### The problem:
Transcribe the entries exactly; images are not part of the copy.

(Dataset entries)

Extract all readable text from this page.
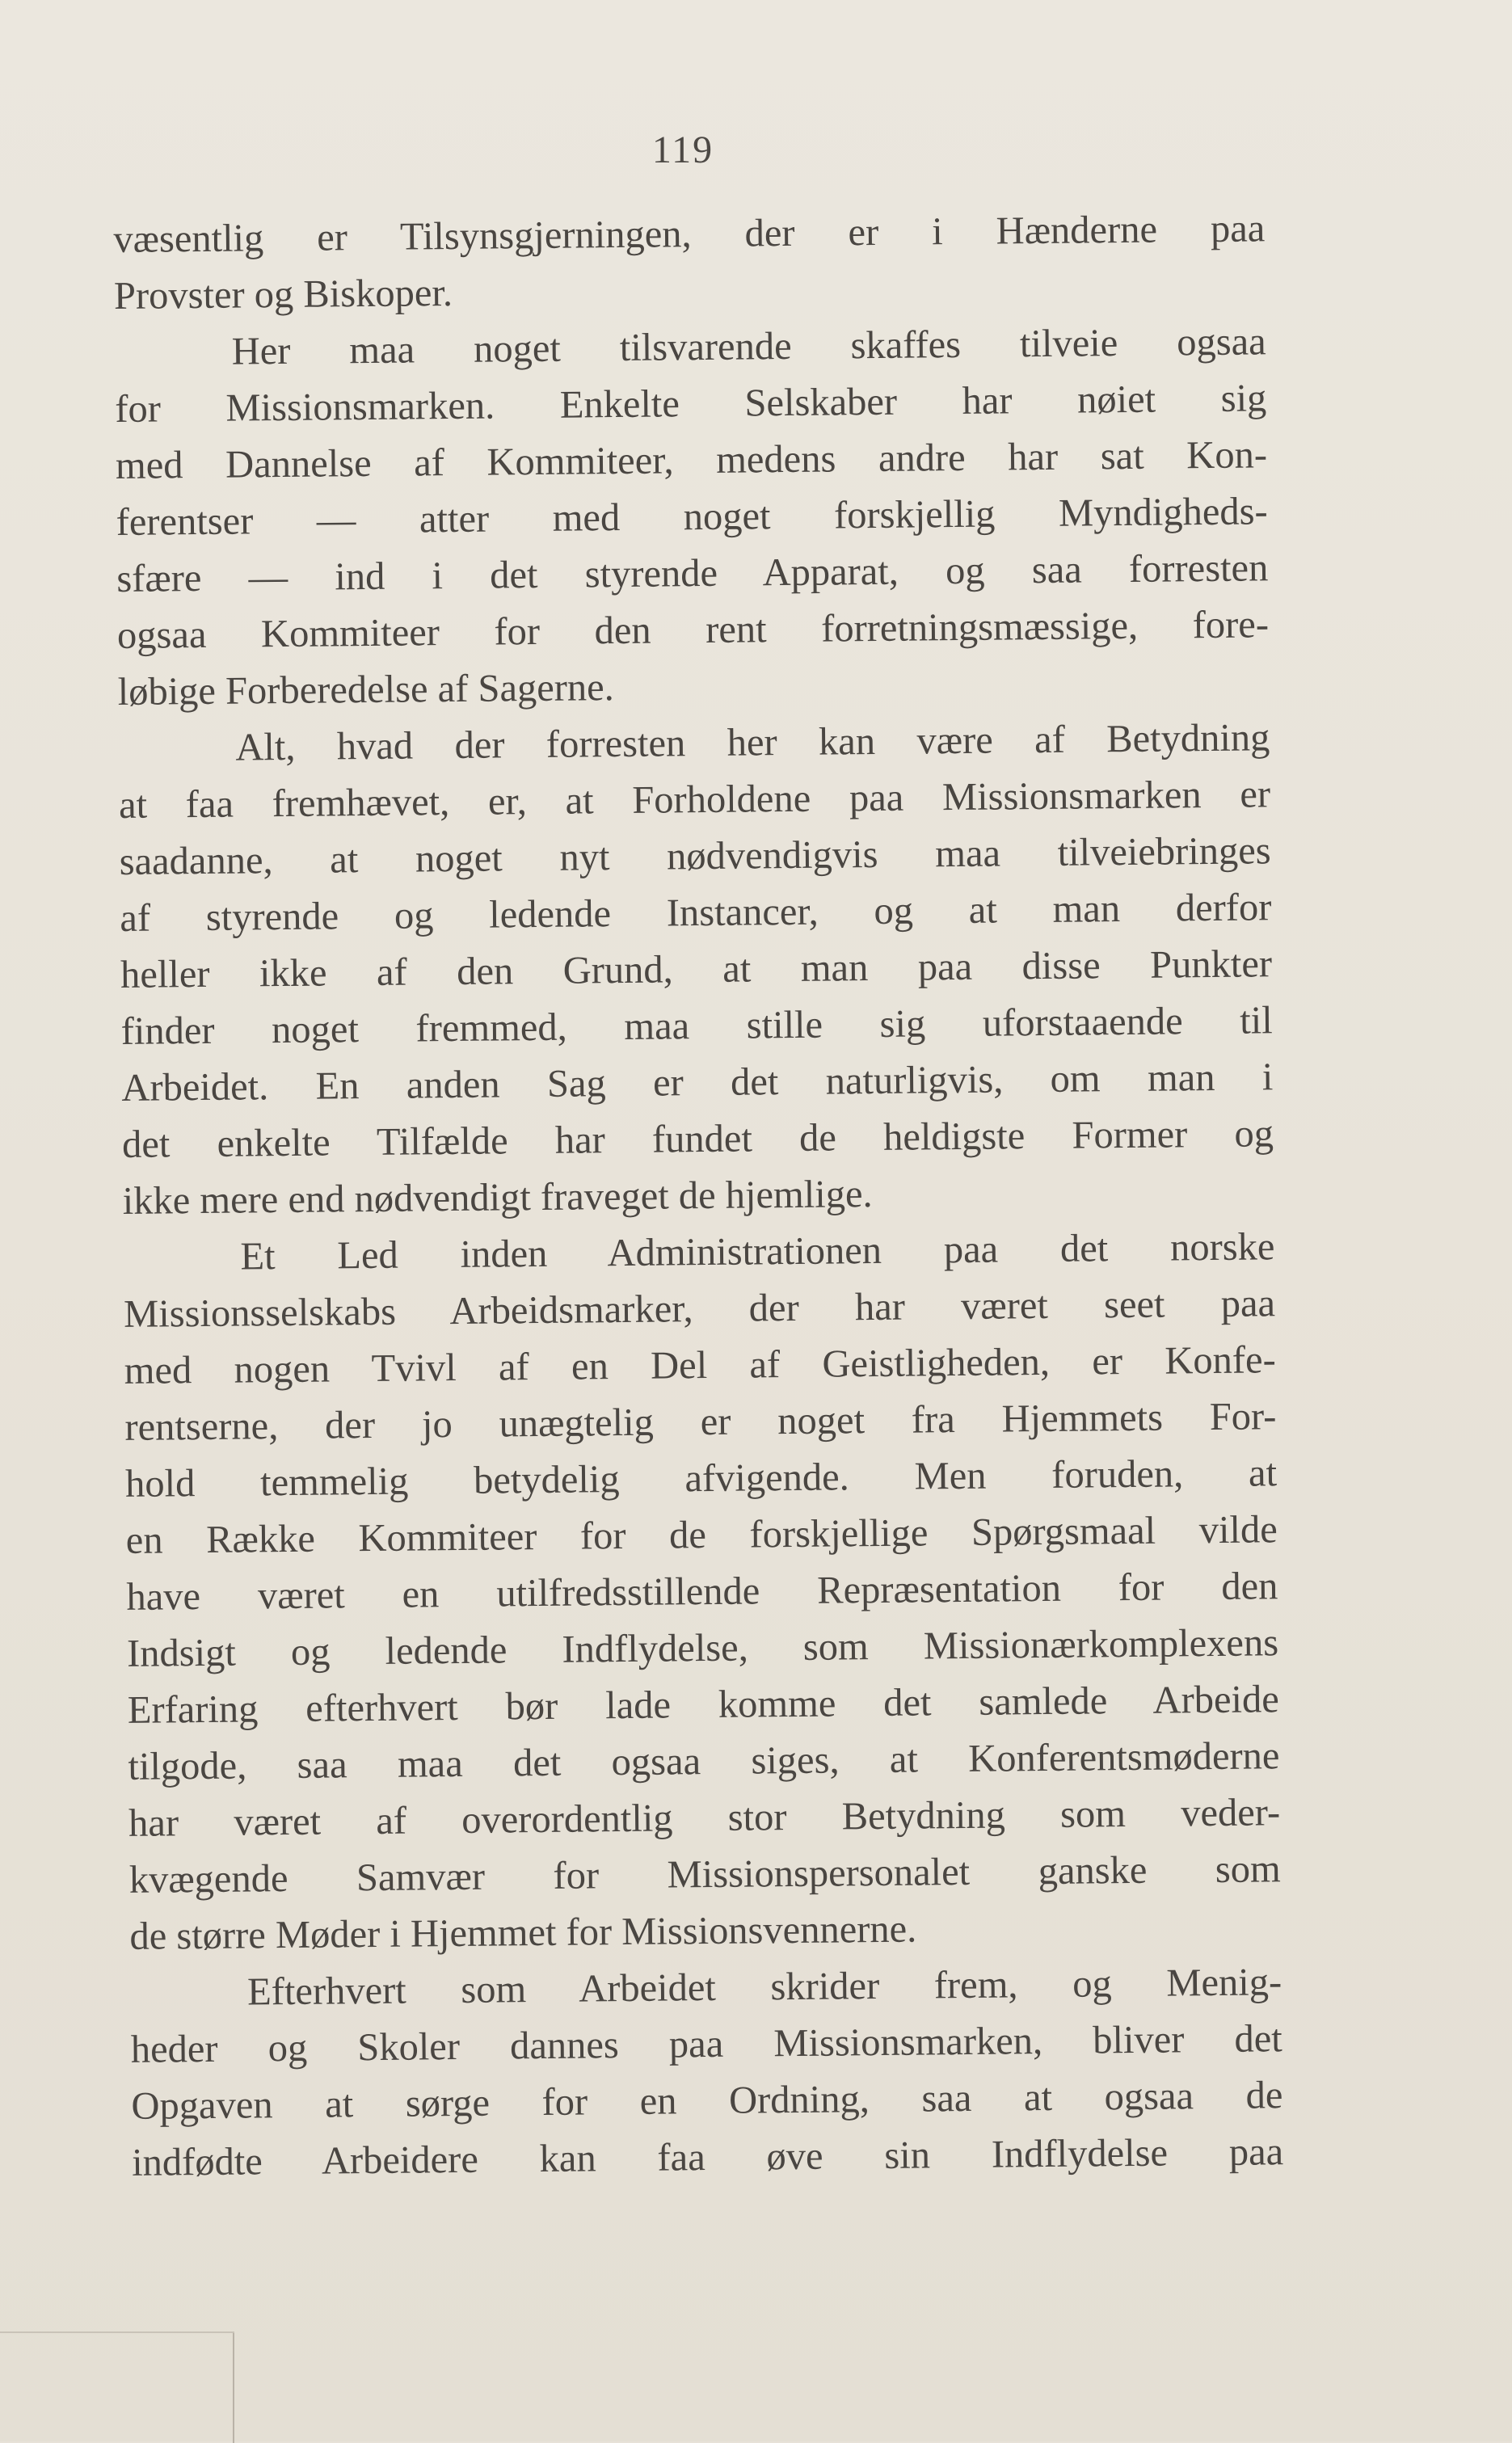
119
væsentlig er Tilsynsgjerningen, der er i Hænderne paa
Provster og Biskoper.
Her maa noget tilsvarende skaffes tilveie ogsaa
for Missionsmarken. Enkelte Selskaber har nøiet sig
med Dannelse af Kommiteer, medens andre har sat Kon-
ferentser — atter med noget forskjellig Myndigheds-
sfære — ind i det styrende Apparat, og saa forresten
ogsaa Kommiteer for den rent forretningsmæssige, fore-
løbige Forberedelse af Sagerne.
Alt, hvad der forresten her kan være af Betydning
at faa fremhævet, er, at Forholdene paa Missionsmarken er
saadanne, at noget nyt nødvendigvis maa tilveiebringes
af styrende og ledende Instancer, og at man derfor
heller ikke af den Grund, at man paa disse Punkter
finder noget fremmed, maa stille sig uforstaaende til
Arbeidet. En anden Sag er det naturligvis, om man i
det enkelte Tilfælde har fundet de heldigste Former og
ikke mere end nødvendigt fraveget de hjemlige.
Et Led inden Administrationen paa det norske
Missionsselskabs Arbeidsmarker, der har været seet paa
med nogen Tvivl af en Del af Geistligheden, er Konfe-
rentserne, der jo unægtelig er noget fra Hjemmets For-
hold temmelig betydelig afvigende. Men foruden, at
en Række Kommiteer for de forskjellige Spørgsmaal vilde
have været en utilfredsstillende Repræsentation for den
Indsigt og ledende Indflydelse, som Missionærkomplexens
Erfaring efterhvert bør lade komme det samlede Arbeide
tilgode, saa maa det ogsaa siges, at Konferentsmøderne
har været af overordentlig stor Betydning som veder-
kvægende Samvær for Missionspersonalet ganske som
de større Møder i Hjemmet for Missionsvennerne.
Efterhvert som Arbeidet skrider frem, og Menig-
heder og Skoler dannes paa Missionsmarken, bliver det
Opgaven at sørge for en Ordning, saa at ogsaa de
indfødte Arbeidere kan faa øve sin Indflydelse paa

### Reply to the task:
Extract all readable text from this page.
119
væsentlig er Tilsynsgjerningen, der er i Hænderne paa
Provster og Biskoper.
Her maa noget tilsvarende skaffes tilveie ogsaa
for Missionsmarken. Enkelte Selskaber har nøiet sig
med Dannelse af Kommiteer, medens andre har sat Kon-
ferentser — atter med noget forskjellig Myndigheds-
sfære — ind i det styrende Apparat, og saa forresten
ogsaa Kommiteer for den rent forretningsmæssige, fore-
løbige Forberedelse af Sagerne.
Alt, hvad der forresten her kan være af Betydning
at faa fremhævet, er, at Forholdene paa Missionsmarken er
saadanne, at noget nyt nødvendigvis maa tilveiebringes
af styrende og ledende Instancer, og at man derfor
heller ikke af den Grund, at man paa disse Punkter
finder noget fremmed, maa stille sig uforstaaende til
Arbeidet. En anden Sag er det naturligvis, om man i
det enkelte Tilfælde har fundet de heldigste Former og
ikke mere end nødvendigt fraveget de hjemlige.
Et Led inden Administrationen paa det norske
Missionsselskabs Arbeidsmarker, der har været seet paa
med nogen Tvivl af en Del af Geistligheden, er Konfe-
rentserne, der jo unægtelig er noget fra Hjemmets For-
hold temmelig betydelig afvigende. Men foruden, at
en Række Kommiteer for de forskjellige Spørgsmaal vilde
have været en utilfredsstillende Repræsentation for den
Indsigt og ledende Indflydelse, som Missionærkomplexens
Erfaring efterhvert bør lade komme det samlede Arbeide
tilgode, saa maa det ogsaa siges, at Konferentsmøderne
har været af overordentlig stor Betydning som veder-
kvægende Samvær for Missionspersonalet ganske som
de større Møder i Hjemmet for Missionsvennerne.
Efterhvert som Arbeidet skrider frem, og Menig-
heder og Skoler dannes paa Missionsmarken, bliver det
Opgaven at sørge for en Ordning, saa at ogsaa de
indfødte Arbeidere kan faa øve sin Indflydelse paa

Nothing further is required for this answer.